- _What you will do_: Write out the records word for word, with no pictures.

·····

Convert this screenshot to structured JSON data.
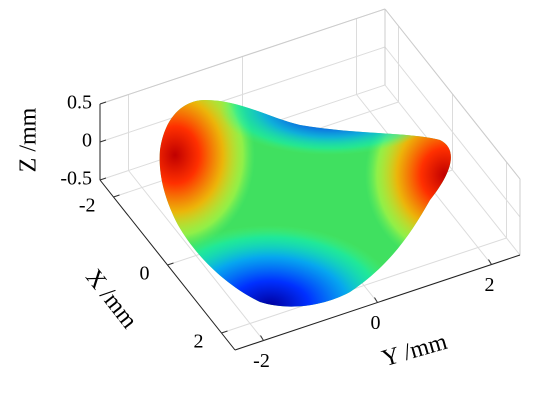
{
  "chart_data": {
    "type": "surface3d",
    "xlabel": "X /mm",
    "ylabel": "Y /mm",
    "zlabel": "Z /mm",
    "xlim": [
      -2.5,
      2.5
    ],
    "ylim": [
      -2.5,
      2.5
    ],
    "zlim": [
      -0.5,
      0.5
    ],
    "xticks": [
      -2,
      0,
      2
    ],
    "yticks": [
      -2,
      0,
      2
    ],
    "zticks": [
      -0.5,
      0,
      0.5
    ],
    "grid": true
  }
}
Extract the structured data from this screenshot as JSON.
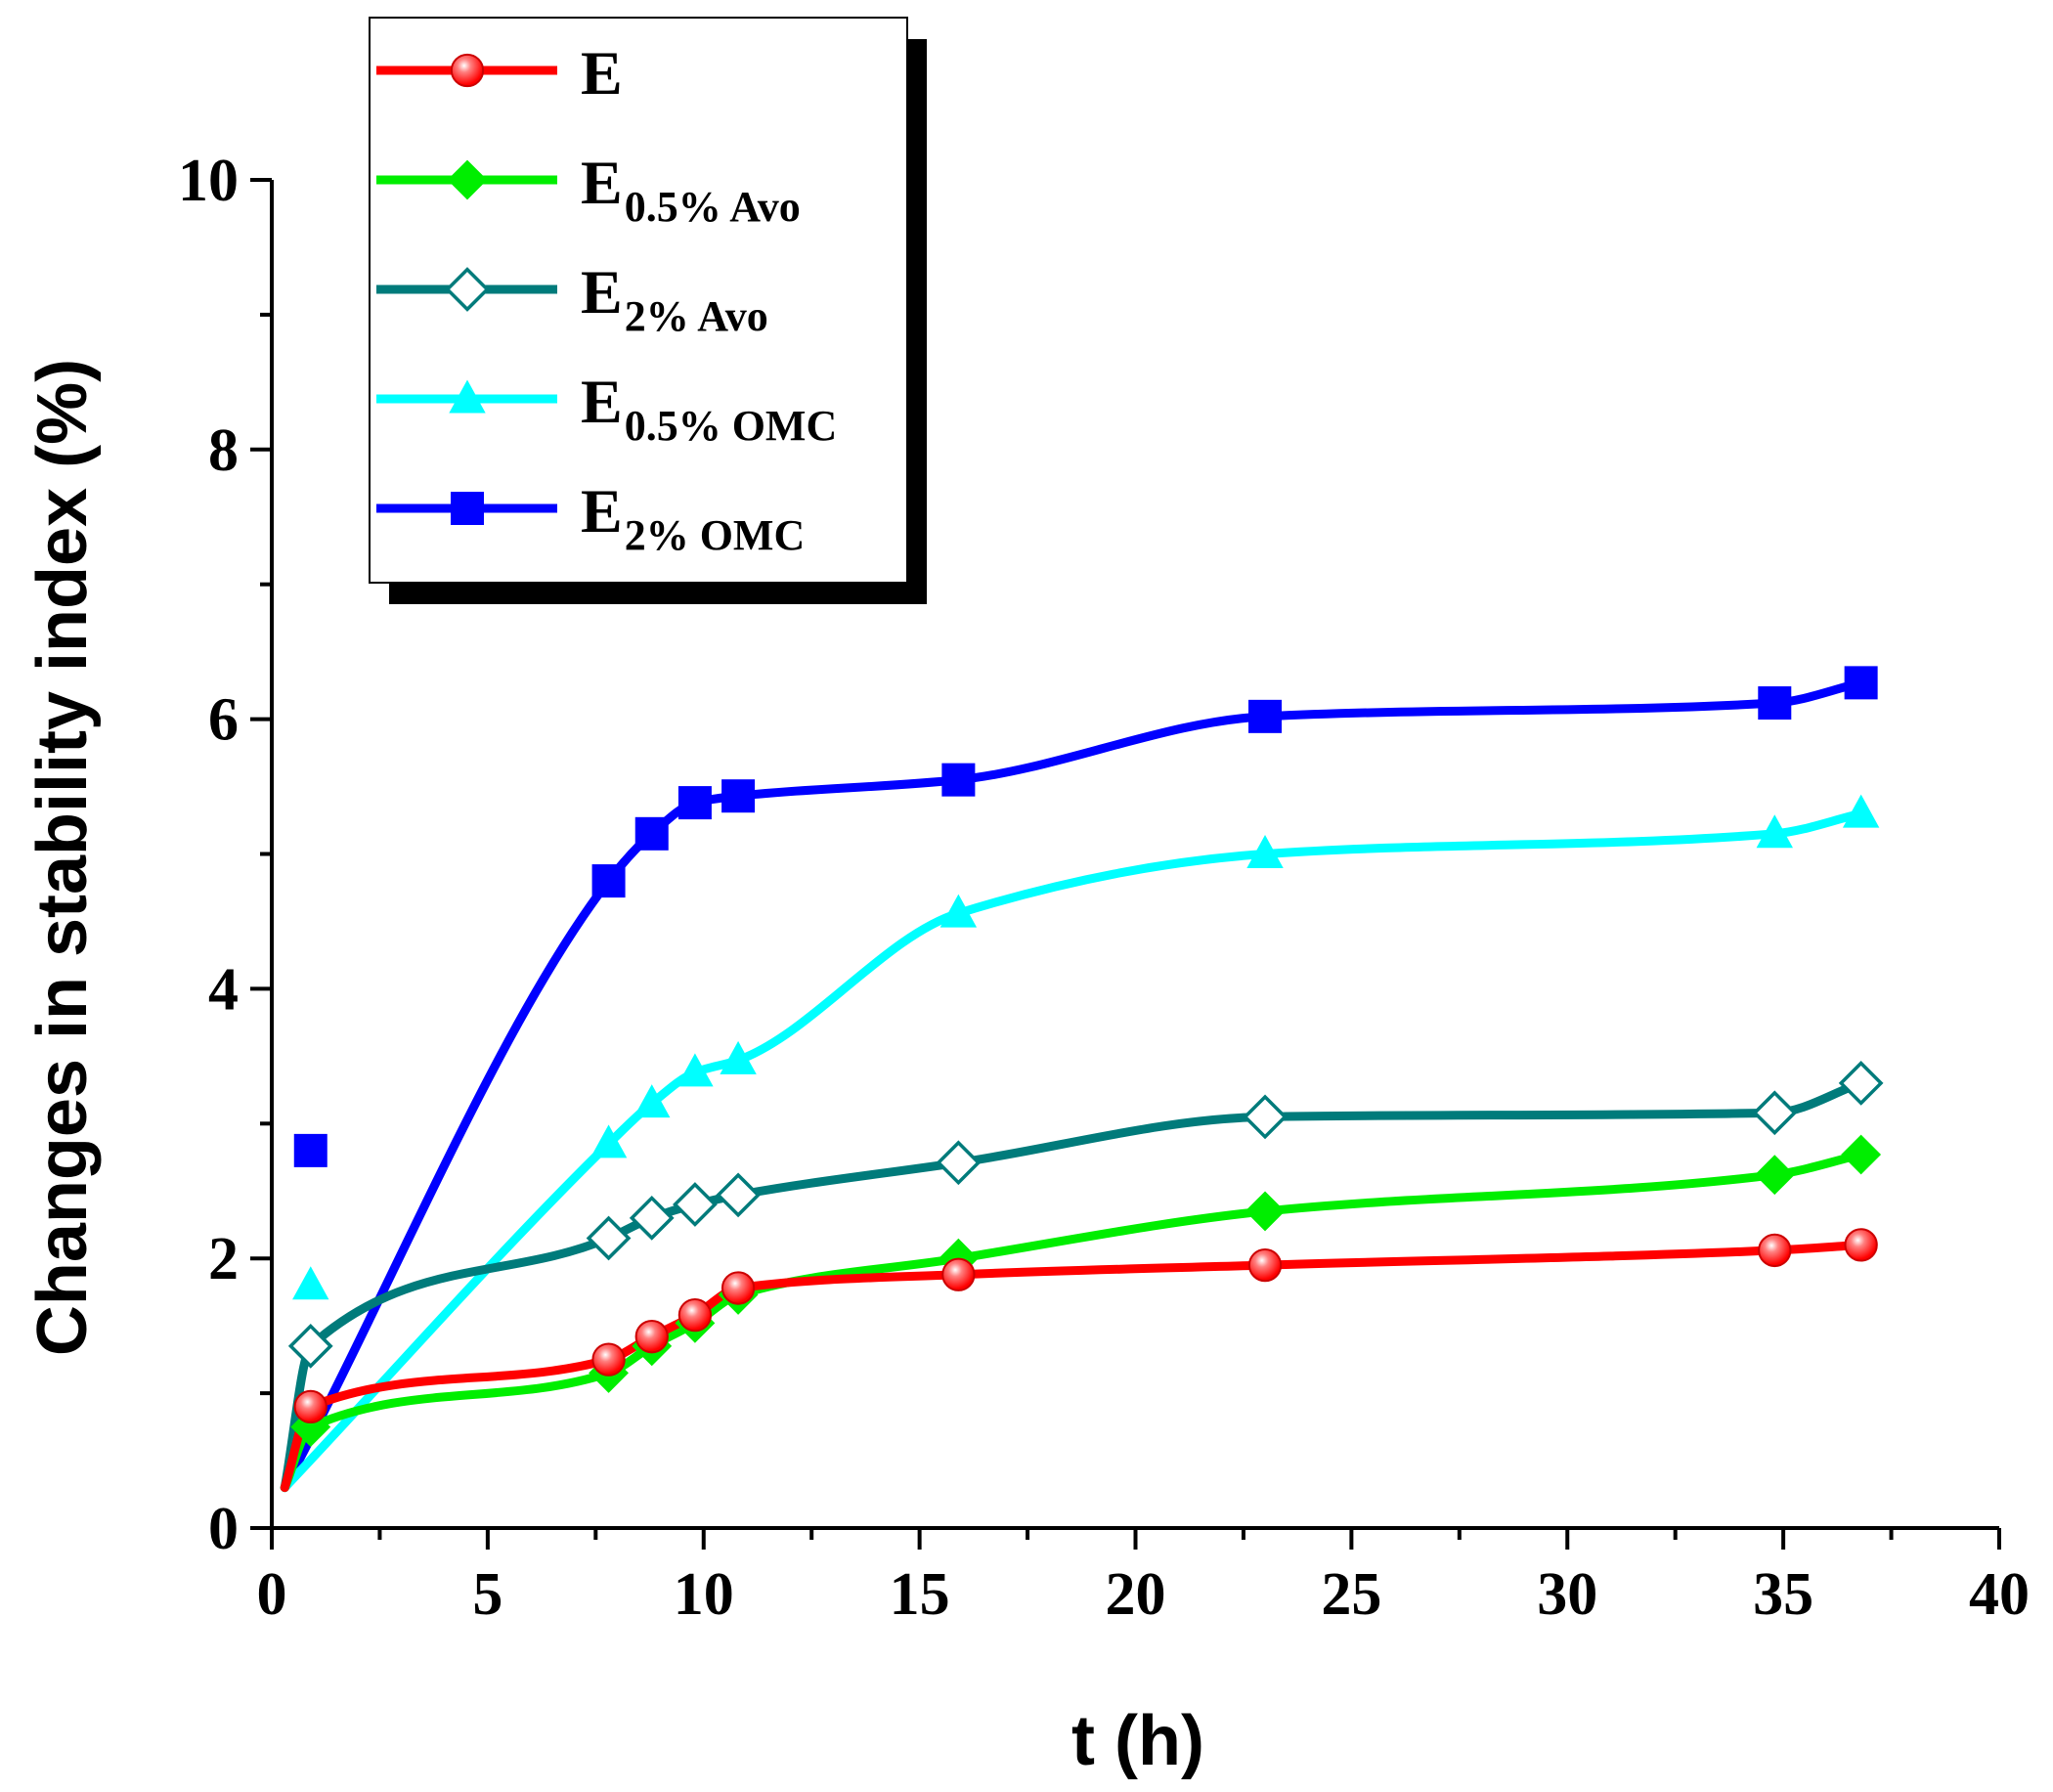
{
  "chart_data": {
    "type": "line",
    "title": "",
    "xlabel": "t (h)",
    "ylabel": "Changes in stability index (%)",
    "xlim": [
      0,
      40
    ],
    "ylim": [
      0,
      10
    ],
    "xticks": [
      "0",
      "5",
      "10",
      "15",
      "20",
      "25",
      "30",
      "35",
      "40"
    ],
    "yticks": [
      "0",
      "2",
      "4",
      "6",
      "8",
      "10"
    ],
    "legend_position": "top-left",
    "series": [
      {
        "name": "E",
        "base": "E",
        "subscript": "",
        "color": "#ff0000",
        "marker": "circle",
        "x": [
          0.3,
          0.9,
          7.8,
          8.8,
          9.8,
          10.8,
          15.9,
          23.0,
          34.8,
          36.8
        ],
        "y": [
          0.3,
          0.9,
          1.25,
          1.42,
          1.58,
          1.78,
          1.88,
          1.95,
          2.06,
          2.1
        ]
      },
      {
        "name": "E0.5% Avo",
        "base": "E",
        "subscript": "0.5% Avo",
        "color": "#00ee00",
        "marker": "diamond",
        "x": [
          0.3,
          0.9,
          7.8,
          8.8,
          9.8,
          10.8,
          15.9,
          23.0,
          34.8,
          36.8
        ],
        "y": [
          0.3,
          0.75,
          1.15,
          1.35,
          1.52,
          1.73,
          2.0,
          2.35,
          2.62,
          2.77
        ]
      },
      {
        "name": "E2% Avo",
        "base": "E",
        "subscript": "2% Avo",
        "color": "#007b7b",
        "marker": "diamond-open",
        "x": [
          0.3,
          0.9,
          7.8,
          8.8,
          9.8,
          10.8,
          15.9,
          23.0,
          34.8,
          36.8
        ],
        "y": [
          0.3,
          1.35,
          2.15,
          2.3,
          2.4,
          2.47,
          2.71,
          3.05,
          3.08,
          3.3
        ]
      },
      {
        "name": "E0.5% OMC",
        "base": "E",
        "subscript": "0.5% OMC",
        "color": "#00ffff",
        "marker": "triangle",
        "x": [
          0.3,
          0.9,
          7.8,
          8.8,
          9.8,
          10.8,
          15.9,
          23.0,
          34.8,
          36.8
        ],
        "y": [
          0.3,
          1.8,
          2.85,
          3.15,
          3.38,
          3.47,
          4.56,
          5.0,
          5.15,
          5.3
        ]
      },
      {
        "name": "E2% OMC",
        "base": "E",
        "subscript": "2% OMC",
        "color": "#0000ff",
        "marker": "square",
        "x": [
          0.3,
          0.9,
          7.8,
          8.8,
          9.8,
          10.8,
          15.9,
          23.0,
          34.8,
          36.8
        ],
        "y": [
          0.3,
          2.8,
          4.8,
          5.15,
          5.38,
          5.43,
          5.55,
          6.02,
          6.12,
          6.27
        ]
      }
    ]
  }
}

·····

- _Result for this exercise_:
Convert this screenshot to structured JSON data.
{
  "chart_data": {
    "type": "surface3d",
    "xlabel": "X /mm",
    "ylabel": "Y /mm",
    "zlabel": "Z /mm",
    "xlim": [
      -2.5,
      2.5
    ],
    "ylim": [
      -2.5,
      2.5
    ],
    "zlim": [
      -0.5,
      0.5
    ],
    "xticks": [
      -2,
      0,
      2
    ],
    "yticks": [
      -2,
      0,
      2
    ],
    "zticks": [
      -0.5,
      0,
      0.5
    ],
    "grid": true
  }
}
Extract the structured data from this screenshot as JSON.
{
  "chart_data": {
    "type": "line",
    "title": "",
    "xlabel": "t (h)",
    "ylabel": "Changes in stability index (%)",
    "xlim": [
      0,
      40
    ],
    "ylim": [
      0,
      10
    ],
    "xticks": [
      "0",
      "5",
      "10",
      "15",
      "20",
      "25",
      "30",
      "35",
      "40"
    ],
    "yticks": [
      "0",
      "2",
      "4",
      "6",
      "8",
      "10"
    ],
    "legend_position": "top-left",
    "series": [
      {
        "name": "E",
        "base": "E",
        "subscript": "",
        "color": "#ff0000",
        "marker": "circle",
        "x": [
          0.3,
          0.9,
          7.8,
          8.8,
          9.8,
          10.8,
          15.9,
          23.0,
          34.8,
          36.8
        ],
        "y": [
          0.3,
          0.9,
          1.25,
          1.42,
          1.58,
          1.78,
          1.88,
          1.95,
          2.06,
          2.1
        ]
      },
      {
        "name": "E0.5% Avo",
        "base": "E",
        "subscript": "0.5% Avo",
        "color": "#00ee00",
        "marker": "diamond",
        "x": [
          0.3,
          0.9,
          7.8,
          8.8,
          9.8,
          10.8,
          15.9,
          23.0,
          34.8,
          36.8
        ],
        "y": [
          0.3,
          0.75,
          1.15,
          1.35,
          1.52,
          1.73,
          2.0,
          2.35,
          2.62,
          2.77
        ]
      },
      {
        "name": "E2% Avo",
        "base": "E",
        "subscript": "2% Avo",
        "color": "#007b7b",
        "marker": "diamond-open",
        "x": [
          0.3,
          0.9,
          7.8,
          8.8,
          9.8,
          10.8,
          15.9,
          23.0,
          34.8,
          36.8
        ],
        "y": [
          0.3,
          1.35,
          2.15,
          2.3,
          2.4,
          2.47,
          2.71,
          3.05,
          3.08,
          3.3
        ]
      },
      {
        "name": "E0.5% OMC",
        "base": "E",
        "subscript": "0.5% OMC",
        "color": "#00ffff",
        "marker": "triangle",
        "x": [
          0.3,
          0.9,
          7.8,
          8.8,
          9.8,
          10.8,
          15.9,
          23.0,
          34.8,
          36.8
        ],
        "y": [
          0.3,
          1.8,
          2.85,
          3.15,
          3.38,
          3.47,
          4.56,
          5.0,
          5.15,
          5.3
        ]
      },
      {
        "name": "E2% OMC",
        "base": "E",
        "subscript": "2% OMC",
        "color": "#0000ff",
        "marker": "square",
        "x": [
          0.3,
          0.9,
          7.8,
          8.8,
          9.8,
          10.8,
          15.9,
          23.0,
          34.8,
          36.8
        ],
        "y": [
          0.3,
          2.8,
          4.8,
          5.15,
          5.38,
          5.43,
          5.55,
          6.02,
          6.12,
          6.27
        ]
      }
    ]
  }
}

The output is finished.